Identify every line in the records below that contains the word "your", and reproduce each one.
• • •
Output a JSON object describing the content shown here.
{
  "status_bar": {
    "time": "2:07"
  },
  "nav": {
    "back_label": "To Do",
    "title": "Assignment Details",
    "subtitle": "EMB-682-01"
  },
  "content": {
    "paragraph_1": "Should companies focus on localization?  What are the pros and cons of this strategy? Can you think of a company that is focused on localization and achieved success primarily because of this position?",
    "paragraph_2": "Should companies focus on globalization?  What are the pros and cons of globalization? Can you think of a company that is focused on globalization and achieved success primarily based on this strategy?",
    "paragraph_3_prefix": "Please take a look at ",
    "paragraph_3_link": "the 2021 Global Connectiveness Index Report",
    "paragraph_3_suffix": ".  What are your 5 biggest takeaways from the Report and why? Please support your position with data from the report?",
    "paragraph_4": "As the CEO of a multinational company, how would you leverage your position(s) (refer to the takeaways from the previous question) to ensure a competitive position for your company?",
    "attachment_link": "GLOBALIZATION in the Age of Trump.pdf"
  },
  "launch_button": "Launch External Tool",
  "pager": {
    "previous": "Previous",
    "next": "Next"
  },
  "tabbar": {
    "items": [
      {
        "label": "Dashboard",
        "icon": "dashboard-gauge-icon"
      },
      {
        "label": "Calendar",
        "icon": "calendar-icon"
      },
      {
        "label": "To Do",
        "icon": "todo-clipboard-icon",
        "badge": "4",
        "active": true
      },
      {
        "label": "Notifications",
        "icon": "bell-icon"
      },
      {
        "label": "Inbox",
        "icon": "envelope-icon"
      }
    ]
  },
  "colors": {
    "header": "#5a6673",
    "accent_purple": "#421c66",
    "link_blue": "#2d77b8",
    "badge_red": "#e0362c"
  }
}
• • •
**OUTPUT FOR THIS EXERCISE**
    "paragraph_3_suffix": ".  What are your 5 biggest takeaways from the Report and why? Please support your position with data from the report?",
    "paragraph_4": "As the CEO of a multinational company, how would you leverage your position(s) (refer to the takeaways from the previous question) to ensure a competitive position for your company?",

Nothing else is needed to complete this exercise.